[Figure content listings]
++++++++++

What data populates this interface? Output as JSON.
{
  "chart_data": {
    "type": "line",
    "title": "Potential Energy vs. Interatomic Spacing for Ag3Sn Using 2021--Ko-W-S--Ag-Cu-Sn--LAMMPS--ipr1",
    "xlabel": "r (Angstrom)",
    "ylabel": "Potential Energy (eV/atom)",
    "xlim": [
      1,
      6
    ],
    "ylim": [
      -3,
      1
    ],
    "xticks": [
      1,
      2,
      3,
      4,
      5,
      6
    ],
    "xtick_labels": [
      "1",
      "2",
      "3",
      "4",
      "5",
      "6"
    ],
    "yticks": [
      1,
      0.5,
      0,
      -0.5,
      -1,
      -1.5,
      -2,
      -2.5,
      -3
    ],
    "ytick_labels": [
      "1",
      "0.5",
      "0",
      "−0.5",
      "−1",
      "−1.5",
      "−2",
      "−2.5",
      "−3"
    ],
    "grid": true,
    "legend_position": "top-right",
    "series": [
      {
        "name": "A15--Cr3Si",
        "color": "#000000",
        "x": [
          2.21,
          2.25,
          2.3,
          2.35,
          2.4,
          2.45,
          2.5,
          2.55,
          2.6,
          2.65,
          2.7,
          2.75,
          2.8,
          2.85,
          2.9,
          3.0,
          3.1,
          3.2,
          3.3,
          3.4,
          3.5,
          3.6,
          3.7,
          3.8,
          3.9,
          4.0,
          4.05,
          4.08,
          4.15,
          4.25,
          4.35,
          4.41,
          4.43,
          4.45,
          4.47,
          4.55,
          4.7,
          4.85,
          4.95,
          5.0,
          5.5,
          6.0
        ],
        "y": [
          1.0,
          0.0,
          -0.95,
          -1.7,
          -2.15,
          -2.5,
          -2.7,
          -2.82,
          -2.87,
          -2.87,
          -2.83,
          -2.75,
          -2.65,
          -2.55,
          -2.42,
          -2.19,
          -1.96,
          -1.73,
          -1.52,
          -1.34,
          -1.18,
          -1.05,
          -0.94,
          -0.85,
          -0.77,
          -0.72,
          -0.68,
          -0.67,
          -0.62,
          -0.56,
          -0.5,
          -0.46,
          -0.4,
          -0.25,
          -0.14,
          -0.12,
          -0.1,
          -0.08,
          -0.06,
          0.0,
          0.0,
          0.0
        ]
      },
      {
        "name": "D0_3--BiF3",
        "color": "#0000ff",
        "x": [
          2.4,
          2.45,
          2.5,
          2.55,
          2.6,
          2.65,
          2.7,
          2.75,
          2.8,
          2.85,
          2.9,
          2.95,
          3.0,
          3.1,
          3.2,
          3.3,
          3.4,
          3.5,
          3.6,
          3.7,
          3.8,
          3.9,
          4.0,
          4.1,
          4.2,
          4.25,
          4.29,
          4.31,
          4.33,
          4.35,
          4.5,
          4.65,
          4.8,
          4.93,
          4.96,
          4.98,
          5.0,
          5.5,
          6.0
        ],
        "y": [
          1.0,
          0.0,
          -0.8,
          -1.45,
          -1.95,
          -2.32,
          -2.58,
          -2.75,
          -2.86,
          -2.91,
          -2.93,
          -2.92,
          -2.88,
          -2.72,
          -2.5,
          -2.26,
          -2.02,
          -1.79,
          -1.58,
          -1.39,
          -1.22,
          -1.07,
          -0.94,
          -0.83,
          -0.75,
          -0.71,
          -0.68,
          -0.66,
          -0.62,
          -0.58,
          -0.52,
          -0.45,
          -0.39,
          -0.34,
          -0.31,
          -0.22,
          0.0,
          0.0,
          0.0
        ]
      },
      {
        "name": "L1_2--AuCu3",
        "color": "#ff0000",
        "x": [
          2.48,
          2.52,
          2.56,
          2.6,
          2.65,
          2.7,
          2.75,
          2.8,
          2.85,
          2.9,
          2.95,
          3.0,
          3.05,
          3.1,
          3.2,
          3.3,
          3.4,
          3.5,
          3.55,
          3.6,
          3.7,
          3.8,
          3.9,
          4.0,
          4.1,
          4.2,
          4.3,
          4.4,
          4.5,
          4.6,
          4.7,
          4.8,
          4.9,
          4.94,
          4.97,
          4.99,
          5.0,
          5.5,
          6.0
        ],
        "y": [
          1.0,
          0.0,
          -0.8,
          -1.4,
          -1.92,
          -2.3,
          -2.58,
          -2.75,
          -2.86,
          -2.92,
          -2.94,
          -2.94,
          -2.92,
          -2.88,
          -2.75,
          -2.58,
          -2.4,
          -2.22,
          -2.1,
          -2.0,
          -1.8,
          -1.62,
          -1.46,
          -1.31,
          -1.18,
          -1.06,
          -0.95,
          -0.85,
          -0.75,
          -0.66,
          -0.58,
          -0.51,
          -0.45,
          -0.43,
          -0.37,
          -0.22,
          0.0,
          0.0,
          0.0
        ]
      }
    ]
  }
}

++++++++++

## Task brief
Using the records above, find and show each line with the string "Energy".

## Answer in full
    "title": "Potential Energy vs. Interatomic Spacing for Ag3Sn Using 2021--Ko-W-S--Ag-Cu-Sn--LAMMPS--ipr1",
    "ylabel": "Potential Energy (eV/atom)",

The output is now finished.